**Exercise details**
Please print, word for word, everything in the entries below from the line containing "status-cell[interactable]: OK [311, 46, 383, 63]" down to the line containing "filter-dropdown-icon[interactable] [1082, 12, 1095, 25]", including both of those lines.
┄┄┄┄┄┄┄┄┄┄
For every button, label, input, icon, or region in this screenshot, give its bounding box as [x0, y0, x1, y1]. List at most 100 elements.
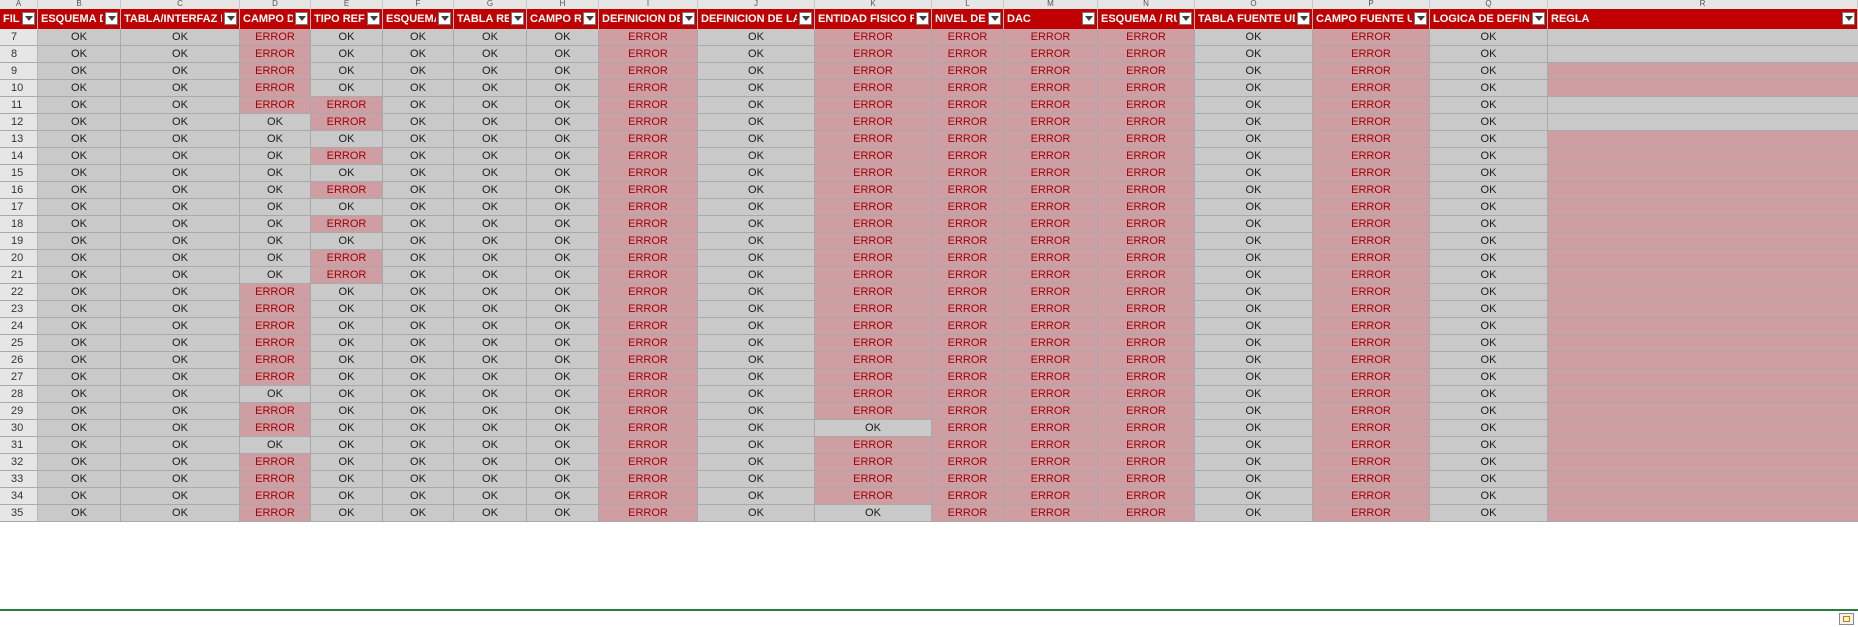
status-cell[interactable]: OK [311, 46, 383, 63]
row-number[interactable]: 11 [0, 97, 38, 114]
status-cell[interactable]: OK [311, 233, 383, 250]
status-cell[interactable]: ERROR [815, 182, 932, 199]
column-letter-n[interactable]: N [1098, 0, 1195, 9]
filter-dropdown-icon[interactable] [1082, 12, 1095, 25]
status-cell[interactable]: ERROR [1313, 437, 1430, 454]
status-cell[interactable]: OK [698, 488, 815, 505]
status-cell[interactable]: ERROR [815, 233, 932, 250]
status-cell[interactable]: OK [121, 148, 240, 165]
status-cell[interactable]: OK [527, 216, 599, 233]
status-cell[interactable]: ERROR [932, 386, 1004, 403]
status-cell[interactable]: OK [698, 165, 815, 182]
status-cell[interactable]: ERROR [599, 233, 698, 250]
status-cell[interactable]: ERROR [1313, 386, 1430, 403]
status-cell[interactable]: ERROR [311, 97, 383, 114]
filter-dropdown-icon[interactable] [105, 12, 118, 25]
status-cell[interactable]: OK [527, 233, 599, 250]
status-cell[interactable]: OK [121, 250, 240, 267]
status-cell[interactable]: OK [383, 148, 454, 165]
row-number[interactable]: 19 [0, 233, 38, 250]
status-cell[interactable]: ERROR [815, 386, 932, 403]
status-cell[interactable]: OK [38, 505, 121, 522]
status-cell[interactable]: ERROR [1098, 505, 1195, 522]
status-cell[interactable]: ERROR [1313, 148, 1430, 165]
row-number[interactable]: 10 [0, 80, 38, 97]
status-cell[interactable]: ERROR [1098, 437, 1195, 454]
status-cell[interactable]: ERROR [240, 352, 311, 369]
filter-dropdown-icon[interactable] [22, 12, 35, 25]
status-cell[interactable]: OK [38, 131, 121, 148]
status-cell[interactable]: OK [527, 250, 599, 267]
row-number[interactable]: 14 [0, 148, 38, 165]
status-cell[interactable]: OK [454, 284, 527, 301]
status-cell[interactable]: OK [1430, 335, 1548, 352]
status-cell[interactable]: OK [38, 46, 121, 63]
status-cell[interactable]: OK [240, 437, 311, 454]
status-cell[interactable]: ERROR [932, 97, 1004, 114]
status-cell[interactable]: ERROR [599, 80, 698, 97]
status-cell[interactable]: OK [1430, 250, 1548, 267]
column-header[interactable]: DEFINICION DE LA TABLA [698, 9, 815, 29]
status-cell[interactable]: OK [698, 216, 815, 233]
status-cell[interactable]: OK [311, 437, 383, 454]
column-letter-b[interactable]: B [38, 0, 121, 9]
status-cell[interactable]: OK [1430, 284, 1548, 301]
status-cell[interactable]: E [1548, 335, 1858, 352]
status-cell[interactable]: E [1548, 505, 1858, 522]
status-cell[interactable]: OK [1195, 335, 1313, 352]
status-cell[interactable]: ERROR [599, 131, 698, 148]
status-cell[interactable]: ERROR [1313, 335, 1430, 352]
status-cell[interactable]: E [1548, 199, 1858, 216]
status-cell[interactable]: OK [698, 352, 815, 369]
status-cell[interactable]: OK [121, 199, 240, 216]
filter-dropdown-icon[interactable] [1414, 12, 1427, 25]
status-cell[interactable]: OK [698, 454, 815, 471]
status-cell[interactable]: OK [1430, 352, 1548, 369]
row-number[interactable]: 7 [0, 29, 38, 46]
status-cell[interactable]: ERROR [932, 29, 1004, 46]
status-cell[interactable]: OK [454, 46, 527, 63]
status-cell[interactable]: ERROR [599, 488, 698, 505]
status-cell[interactable]: OK [38, 471, 121, 488]
status-cell[interactable]: OK [121, 301, 240, 318]
status-cell[interactable]: E [1548, 403, 1858, 420]
status-cell[interactable]: E [1548, 63, 1858, 80]
row-number[interactable]: 15 [0, 165, 38, 182]
status-cell[interactable]: OK [38, 403, 121, 420]
status-cell[interactable]: OK [698, 63, 815, 80]
status-cell[interactable]: OK [311, 131, 383, 148]
status-cell[interactable]: OK [527, 335, 599, 352]
column-letter-i[interactable]: I [599, 0, 698, 9]
status-cell[interactable]: E [1548, 454, 1858, 471]
status-cell[interactable]: ERROR [599, 148, 698, 165]
status-cell[interactable]: ERROR [815, 216, 932, 233]
status-cell[interactable]: OK [121, 114, 240, 131]
status-cell[interactable]: ERROR [932, 233, 1004, 250]
status-cell[interactable]: OK [121, 437, 240, 454]
status-cell[interactable]: OK [698, 437, 815, 454]
status-cell[interactable]: OK [383, 505, 454, 522]
filter-dropdown-icon[interactable] [988, 12, 1001, 25]
status-cell[interactable]: ERROR [1004, 267, 1098, 284]
status-cell[interactable]: ERROR [1098, 284, 1195, 301]
status-cell[interactable]: OK [1430, 80, 1548, 97]
status-cell[interactable]: ERROR [1313, 29, 1430, 46]
status-cell[interactable]: OK [527, 199, 599, 216]
status-cell[interactable]: ERROR [1004, 369, 1098, 386]
status-cell[interactable]: ERROR [932, 471, 1004, 488]
status-cell[interactable]: OK [383, 352, 454, 369]
status-cell[interactable]: OK [121, 403, 240, 420]
status-cell[interactable]: ERROR [1004, 97, 1098, 114]
status-cell[interactable]: ERROR [1313, 352, 1430, 369]
status-cell[interactable]: ERROR [599, 199, 698, 216]
status-cell[interactable]: ERROR [1004, 420, 1098, 437]
status-cell[interactable]: OK [240, 267, 311, 284]
status-cell[interactable]: ERROR [1313, 471, 1430, 488]
status-cell[interactable]: ERROR [1098, 199, 1195, 216]
status-cell[interactable]: OK [383, 335, 454, 352]
status-cell[interactable]: ERROR [599, 97, 698, 114]
status-cell[interactable]: OK [38, 488, 121, 505]
status-cell[interactable]: ERROR [1098, 216, 1195, 233]
column-letter-g[interactable]: G [454, 0, 527, 9]
status-cell[interactable]: ERROR [240, 471, 311, 488]
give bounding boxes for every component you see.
┄┄┄┄┄┄┄┄┄┄
**Final result**
status-cell[interactable]: OK [311, 46, 383, 63]
row-number[interactable]: 11 [0, 97, 38, 114]
status-cell[interactable]: OK [311, 233, 383, 250]
status-cell[interactable]: ERROR [815, 182, 932, 199]
column-letter-n[interactable]: N [1098, 0, 1195, 9]
filter-dropdown-icon[interactable] [1082, 12, 1095, 25]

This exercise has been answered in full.